[TASK TO CARRY OUT] Write out each line from the data below that includes the word "text".

^^^^^^^^

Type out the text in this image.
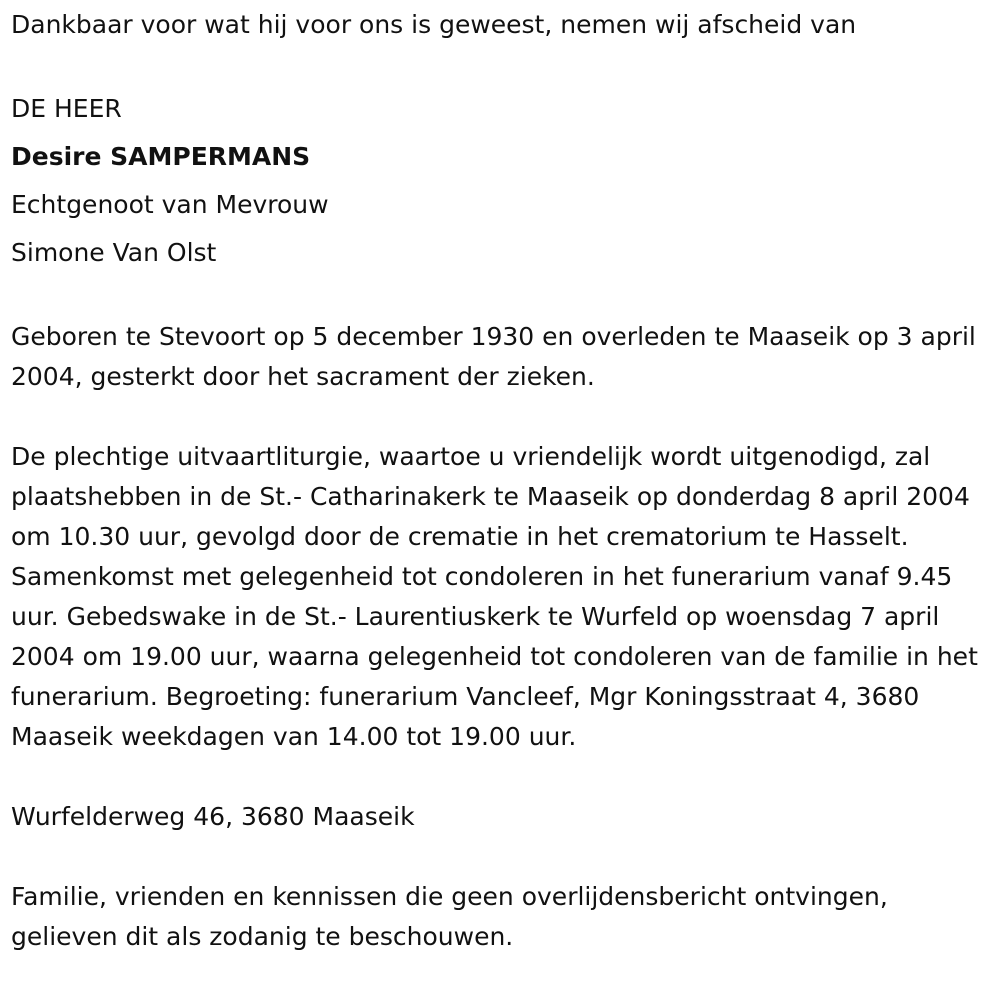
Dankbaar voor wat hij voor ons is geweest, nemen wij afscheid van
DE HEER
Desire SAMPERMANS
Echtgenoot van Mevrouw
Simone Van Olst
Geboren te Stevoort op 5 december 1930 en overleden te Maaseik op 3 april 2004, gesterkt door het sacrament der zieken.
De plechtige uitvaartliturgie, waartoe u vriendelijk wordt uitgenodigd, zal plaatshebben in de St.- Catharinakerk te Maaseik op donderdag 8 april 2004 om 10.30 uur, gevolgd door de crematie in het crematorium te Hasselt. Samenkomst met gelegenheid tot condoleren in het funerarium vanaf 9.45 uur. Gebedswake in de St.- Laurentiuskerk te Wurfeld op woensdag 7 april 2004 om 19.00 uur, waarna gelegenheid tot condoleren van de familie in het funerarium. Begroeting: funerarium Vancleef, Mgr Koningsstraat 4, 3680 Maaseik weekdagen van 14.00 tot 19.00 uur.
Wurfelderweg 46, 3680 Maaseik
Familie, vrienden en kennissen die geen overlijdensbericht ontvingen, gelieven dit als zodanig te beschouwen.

^^^^^^^^

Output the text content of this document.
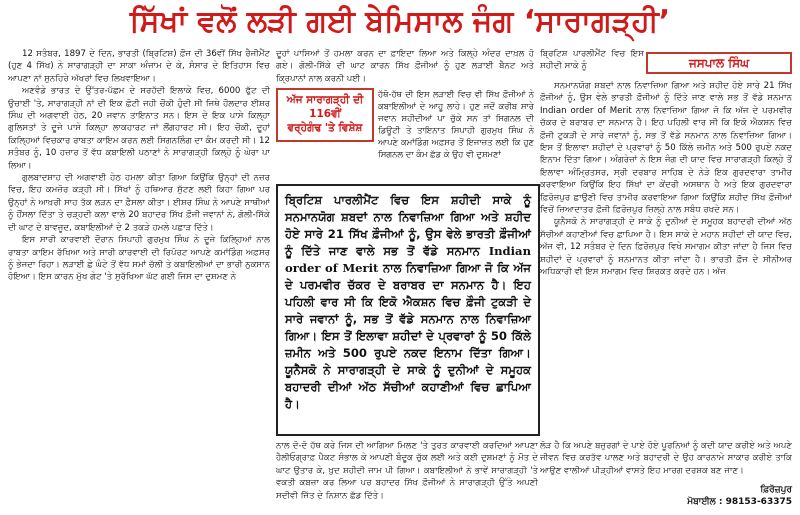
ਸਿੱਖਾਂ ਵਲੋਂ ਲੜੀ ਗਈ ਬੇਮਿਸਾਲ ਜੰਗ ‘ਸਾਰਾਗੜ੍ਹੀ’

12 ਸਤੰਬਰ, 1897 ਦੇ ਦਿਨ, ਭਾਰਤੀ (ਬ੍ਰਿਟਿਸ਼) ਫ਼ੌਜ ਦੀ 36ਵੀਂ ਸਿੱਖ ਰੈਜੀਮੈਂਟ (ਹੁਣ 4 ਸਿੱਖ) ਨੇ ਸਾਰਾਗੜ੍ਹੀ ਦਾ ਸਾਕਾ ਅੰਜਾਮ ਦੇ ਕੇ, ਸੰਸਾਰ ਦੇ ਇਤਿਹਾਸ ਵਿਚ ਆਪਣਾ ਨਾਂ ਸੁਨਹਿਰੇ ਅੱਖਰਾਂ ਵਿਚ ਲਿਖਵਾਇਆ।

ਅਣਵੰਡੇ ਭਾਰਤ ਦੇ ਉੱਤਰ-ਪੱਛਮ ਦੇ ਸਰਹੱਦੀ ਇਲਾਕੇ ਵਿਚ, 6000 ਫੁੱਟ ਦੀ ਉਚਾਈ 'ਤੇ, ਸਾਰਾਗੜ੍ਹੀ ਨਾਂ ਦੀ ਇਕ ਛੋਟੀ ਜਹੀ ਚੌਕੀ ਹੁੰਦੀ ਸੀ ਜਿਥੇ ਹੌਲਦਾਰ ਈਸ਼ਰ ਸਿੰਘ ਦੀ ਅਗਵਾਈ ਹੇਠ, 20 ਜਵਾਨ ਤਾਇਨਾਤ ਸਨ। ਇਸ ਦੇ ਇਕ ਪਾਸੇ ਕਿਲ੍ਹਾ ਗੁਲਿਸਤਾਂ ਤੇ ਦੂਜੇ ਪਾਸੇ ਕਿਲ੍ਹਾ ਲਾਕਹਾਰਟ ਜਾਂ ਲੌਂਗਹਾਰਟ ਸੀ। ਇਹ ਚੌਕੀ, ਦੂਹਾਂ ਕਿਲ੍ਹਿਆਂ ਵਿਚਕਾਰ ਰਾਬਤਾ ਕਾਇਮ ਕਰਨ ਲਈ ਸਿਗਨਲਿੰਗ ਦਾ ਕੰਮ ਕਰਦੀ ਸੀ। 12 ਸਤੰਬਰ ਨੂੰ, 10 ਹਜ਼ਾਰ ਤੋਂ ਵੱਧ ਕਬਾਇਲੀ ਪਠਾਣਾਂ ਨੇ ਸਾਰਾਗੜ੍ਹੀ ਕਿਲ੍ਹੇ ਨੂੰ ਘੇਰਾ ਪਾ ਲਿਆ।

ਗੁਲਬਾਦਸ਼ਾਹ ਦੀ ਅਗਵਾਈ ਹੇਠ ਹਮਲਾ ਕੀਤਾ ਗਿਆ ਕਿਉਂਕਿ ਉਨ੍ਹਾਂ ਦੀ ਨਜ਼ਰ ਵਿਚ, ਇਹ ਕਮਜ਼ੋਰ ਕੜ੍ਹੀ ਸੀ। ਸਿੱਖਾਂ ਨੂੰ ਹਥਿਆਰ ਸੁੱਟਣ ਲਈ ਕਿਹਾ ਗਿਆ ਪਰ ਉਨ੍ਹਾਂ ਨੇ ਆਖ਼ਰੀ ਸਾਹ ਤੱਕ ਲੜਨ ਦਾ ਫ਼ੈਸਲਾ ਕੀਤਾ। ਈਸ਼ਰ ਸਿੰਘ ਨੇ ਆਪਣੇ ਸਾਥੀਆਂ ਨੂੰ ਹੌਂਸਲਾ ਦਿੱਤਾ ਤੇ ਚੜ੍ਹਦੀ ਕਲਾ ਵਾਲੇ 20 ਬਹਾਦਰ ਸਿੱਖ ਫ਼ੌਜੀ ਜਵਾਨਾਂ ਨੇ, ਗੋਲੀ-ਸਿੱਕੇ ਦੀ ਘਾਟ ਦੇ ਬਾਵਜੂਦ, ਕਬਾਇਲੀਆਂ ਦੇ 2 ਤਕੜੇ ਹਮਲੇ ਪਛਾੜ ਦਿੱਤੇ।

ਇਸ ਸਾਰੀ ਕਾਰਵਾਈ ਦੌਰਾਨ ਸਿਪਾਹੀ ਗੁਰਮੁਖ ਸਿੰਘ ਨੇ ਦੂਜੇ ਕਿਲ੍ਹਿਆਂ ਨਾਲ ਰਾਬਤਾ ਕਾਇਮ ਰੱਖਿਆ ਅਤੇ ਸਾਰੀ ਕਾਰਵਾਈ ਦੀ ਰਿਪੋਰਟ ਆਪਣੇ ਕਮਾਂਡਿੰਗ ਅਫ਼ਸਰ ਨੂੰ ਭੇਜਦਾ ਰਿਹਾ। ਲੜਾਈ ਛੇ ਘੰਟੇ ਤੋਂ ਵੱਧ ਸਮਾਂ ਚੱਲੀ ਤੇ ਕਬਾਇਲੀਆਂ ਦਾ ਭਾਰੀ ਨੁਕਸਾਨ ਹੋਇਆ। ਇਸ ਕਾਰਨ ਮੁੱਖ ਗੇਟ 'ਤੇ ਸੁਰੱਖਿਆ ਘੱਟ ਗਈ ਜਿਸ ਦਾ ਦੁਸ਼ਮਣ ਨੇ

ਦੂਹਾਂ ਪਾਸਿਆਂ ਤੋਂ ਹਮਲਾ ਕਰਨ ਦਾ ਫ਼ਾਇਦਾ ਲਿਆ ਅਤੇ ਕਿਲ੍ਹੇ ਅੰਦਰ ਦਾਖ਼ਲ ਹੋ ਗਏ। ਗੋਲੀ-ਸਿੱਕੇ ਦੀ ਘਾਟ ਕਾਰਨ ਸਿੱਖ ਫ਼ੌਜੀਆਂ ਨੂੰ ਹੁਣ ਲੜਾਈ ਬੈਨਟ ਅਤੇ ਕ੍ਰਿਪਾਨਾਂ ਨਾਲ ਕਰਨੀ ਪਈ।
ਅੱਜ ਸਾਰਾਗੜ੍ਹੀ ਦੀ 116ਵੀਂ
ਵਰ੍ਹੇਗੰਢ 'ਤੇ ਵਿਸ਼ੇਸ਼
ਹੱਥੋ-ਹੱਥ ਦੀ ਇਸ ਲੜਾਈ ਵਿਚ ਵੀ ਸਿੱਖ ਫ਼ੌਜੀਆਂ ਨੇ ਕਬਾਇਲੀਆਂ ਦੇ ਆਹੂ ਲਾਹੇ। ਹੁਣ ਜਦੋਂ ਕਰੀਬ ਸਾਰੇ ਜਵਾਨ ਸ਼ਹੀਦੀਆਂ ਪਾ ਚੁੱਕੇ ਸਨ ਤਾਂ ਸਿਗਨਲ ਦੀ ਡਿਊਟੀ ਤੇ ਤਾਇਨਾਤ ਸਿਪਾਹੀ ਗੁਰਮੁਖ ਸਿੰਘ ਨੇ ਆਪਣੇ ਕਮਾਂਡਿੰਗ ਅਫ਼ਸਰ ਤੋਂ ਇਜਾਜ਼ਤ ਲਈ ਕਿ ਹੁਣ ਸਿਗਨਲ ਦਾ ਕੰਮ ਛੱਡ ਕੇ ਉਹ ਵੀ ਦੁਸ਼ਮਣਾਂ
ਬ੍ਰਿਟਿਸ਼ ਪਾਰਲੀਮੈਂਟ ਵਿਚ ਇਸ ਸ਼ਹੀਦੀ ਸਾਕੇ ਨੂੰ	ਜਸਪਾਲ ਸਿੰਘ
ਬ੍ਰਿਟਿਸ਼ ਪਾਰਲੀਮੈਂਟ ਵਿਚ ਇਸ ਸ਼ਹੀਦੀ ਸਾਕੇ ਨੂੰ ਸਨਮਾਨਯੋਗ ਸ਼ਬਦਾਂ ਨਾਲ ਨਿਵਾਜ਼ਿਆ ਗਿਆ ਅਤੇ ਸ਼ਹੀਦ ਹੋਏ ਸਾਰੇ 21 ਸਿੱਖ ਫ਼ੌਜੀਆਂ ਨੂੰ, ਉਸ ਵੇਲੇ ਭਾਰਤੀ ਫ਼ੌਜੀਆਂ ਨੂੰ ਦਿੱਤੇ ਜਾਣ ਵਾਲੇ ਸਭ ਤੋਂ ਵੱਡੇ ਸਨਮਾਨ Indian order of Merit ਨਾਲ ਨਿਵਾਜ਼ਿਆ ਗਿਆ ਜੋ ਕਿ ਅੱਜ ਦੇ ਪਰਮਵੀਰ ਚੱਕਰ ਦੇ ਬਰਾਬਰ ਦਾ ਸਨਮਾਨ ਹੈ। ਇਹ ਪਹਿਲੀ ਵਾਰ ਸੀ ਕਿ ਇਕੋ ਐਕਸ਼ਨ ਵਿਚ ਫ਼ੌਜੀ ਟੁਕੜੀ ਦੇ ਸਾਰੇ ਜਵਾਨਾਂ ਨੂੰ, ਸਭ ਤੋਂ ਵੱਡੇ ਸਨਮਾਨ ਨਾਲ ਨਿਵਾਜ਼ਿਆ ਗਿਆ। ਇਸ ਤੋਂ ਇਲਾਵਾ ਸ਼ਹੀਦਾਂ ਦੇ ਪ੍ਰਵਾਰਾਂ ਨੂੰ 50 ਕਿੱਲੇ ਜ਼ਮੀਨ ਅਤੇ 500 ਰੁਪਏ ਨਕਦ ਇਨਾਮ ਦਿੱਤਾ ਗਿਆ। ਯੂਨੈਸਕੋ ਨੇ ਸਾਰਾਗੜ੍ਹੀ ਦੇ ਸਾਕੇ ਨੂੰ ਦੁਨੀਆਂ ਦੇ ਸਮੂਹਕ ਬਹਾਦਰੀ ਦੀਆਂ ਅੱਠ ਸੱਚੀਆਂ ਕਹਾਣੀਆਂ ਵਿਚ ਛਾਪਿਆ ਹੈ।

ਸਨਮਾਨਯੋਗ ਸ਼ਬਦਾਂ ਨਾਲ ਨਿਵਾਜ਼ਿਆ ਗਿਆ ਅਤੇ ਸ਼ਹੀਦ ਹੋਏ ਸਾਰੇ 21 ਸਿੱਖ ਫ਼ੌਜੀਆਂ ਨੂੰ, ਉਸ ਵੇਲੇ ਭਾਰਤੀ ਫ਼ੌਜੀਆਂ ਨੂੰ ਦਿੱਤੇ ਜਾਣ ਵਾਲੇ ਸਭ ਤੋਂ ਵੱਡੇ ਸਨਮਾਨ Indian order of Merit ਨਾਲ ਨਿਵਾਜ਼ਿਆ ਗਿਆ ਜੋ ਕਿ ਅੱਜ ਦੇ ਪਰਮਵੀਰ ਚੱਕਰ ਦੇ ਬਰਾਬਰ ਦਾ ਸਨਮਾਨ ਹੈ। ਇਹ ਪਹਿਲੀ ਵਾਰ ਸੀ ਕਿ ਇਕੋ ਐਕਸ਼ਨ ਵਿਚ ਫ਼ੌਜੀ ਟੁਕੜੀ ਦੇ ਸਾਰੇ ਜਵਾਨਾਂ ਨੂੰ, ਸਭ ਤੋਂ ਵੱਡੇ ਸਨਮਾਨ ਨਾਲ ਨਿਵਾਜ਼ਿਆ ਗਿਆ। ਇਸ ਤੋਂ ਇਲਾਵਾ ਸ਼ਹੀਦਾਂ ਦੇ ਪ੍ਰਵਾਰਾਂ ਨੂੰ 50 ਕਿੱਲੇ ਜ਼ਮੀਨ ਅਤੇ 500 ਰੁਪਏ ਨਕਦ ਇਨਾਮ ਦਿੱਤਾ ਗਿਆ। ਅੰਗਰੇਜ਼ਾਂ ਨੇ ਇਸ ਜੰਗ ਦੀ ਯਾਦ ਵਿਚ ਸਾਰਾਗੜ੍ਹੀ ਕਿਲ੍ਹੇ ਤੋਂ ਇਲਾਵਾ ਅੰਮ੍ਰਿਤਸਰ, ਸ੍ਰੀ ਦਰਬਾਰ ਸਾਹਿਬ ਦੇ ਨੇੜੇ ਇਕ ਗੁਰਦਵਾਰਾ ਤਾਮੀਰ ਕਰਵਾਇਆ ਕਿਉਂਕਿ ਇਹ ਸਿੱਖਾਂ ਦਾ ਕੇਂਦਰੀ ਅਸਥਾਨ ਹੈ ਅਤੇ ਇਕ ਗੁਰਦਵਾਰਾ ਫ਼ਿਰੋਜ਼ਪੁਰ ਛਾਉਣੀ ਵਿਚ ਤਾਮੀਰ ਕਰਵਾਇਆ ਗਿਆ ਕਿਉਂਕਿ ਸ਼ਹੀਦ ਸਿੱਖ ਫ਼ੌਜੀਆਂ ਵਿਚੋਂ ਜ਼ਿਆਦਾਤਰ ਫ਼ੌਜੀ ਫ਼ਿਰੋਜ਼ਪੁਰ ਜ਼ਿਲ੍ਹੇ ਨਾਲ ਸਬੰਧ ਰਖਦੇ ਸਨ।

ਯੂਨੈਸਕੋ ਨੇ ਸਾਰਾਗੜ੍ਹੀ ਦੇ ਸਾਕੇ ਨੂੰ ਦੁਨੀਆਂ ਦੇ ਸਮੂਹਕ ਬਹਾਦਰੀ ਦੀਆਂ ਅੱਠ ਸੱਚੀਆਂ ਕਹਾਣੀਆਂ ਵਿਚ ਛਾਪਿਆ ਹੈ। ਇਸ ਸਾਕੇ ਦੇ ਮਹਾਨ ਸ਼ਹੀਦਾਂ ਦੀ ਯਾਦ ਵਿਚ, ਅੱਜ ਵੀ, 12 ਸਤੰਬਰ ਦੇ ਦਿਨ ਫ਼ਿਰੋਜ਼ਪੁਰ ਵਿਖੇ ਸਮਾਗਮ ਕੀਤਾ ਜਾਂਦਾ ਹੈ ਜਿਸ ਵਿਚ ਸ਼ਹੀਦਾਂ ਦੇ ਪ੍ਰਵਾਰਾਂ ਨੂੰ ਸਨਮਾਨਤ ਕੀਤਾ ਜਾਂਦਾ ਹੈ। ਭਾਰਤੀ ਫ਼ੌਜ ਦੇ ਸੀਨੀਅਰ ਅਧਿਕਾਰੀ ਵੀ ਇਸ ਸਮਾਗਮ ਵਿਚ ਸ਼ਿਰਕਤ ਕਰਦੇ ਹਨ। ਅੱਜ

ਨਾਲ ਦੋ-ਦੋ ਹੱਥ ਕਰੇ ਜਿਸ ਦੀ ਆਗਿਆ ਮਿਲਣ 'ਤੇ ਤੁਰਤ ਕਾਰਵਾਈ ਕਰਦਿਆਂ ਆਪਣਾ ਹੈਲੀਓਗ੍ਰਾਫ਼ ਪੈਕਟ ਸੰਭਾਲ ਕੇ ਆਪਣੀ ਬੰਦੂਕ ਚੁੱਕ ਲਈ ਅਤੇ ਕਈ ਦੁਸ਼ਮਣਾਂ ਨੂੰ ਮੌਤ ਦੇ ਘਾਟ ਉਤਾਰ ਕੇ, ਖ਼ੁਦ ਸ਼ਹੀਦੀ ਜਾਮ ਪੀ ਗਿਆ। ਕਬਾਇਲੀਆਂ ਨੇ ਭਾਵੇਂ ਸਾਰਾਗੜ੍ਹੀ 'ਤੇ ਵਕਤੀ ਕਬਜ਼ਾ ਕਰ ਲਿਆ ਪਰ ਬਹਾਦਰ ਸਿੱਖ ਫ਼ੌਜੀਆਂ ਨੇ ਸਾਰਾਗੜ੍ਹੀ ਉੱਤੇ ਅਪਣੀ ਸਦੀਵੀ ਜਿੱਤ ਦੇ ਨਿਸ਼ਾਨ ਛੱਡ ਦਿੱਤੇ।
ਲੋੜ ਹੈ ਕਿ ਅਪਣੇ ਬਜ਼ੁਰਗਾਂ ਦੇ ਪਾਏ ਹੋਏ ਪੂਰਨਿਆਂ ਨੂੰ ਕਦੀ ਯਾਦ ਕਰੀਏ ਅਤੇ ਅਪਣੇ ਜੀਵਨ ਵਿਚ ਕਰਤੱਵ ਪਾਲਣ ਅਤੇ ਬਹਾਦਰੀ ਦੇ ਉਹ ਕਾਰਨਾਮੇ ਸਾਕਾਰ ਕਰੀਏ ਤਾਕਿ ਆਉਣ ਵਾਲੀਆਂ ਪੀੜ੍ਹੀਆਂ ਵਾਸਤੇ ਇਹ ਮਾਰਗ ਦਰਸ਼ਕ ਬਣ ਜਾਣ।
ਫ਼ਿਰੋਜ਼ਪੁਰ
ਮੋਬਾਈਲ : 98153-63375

^^^^^^^^

[RESULT BELOW]
Type out the text in this image.
Output the text content of this document.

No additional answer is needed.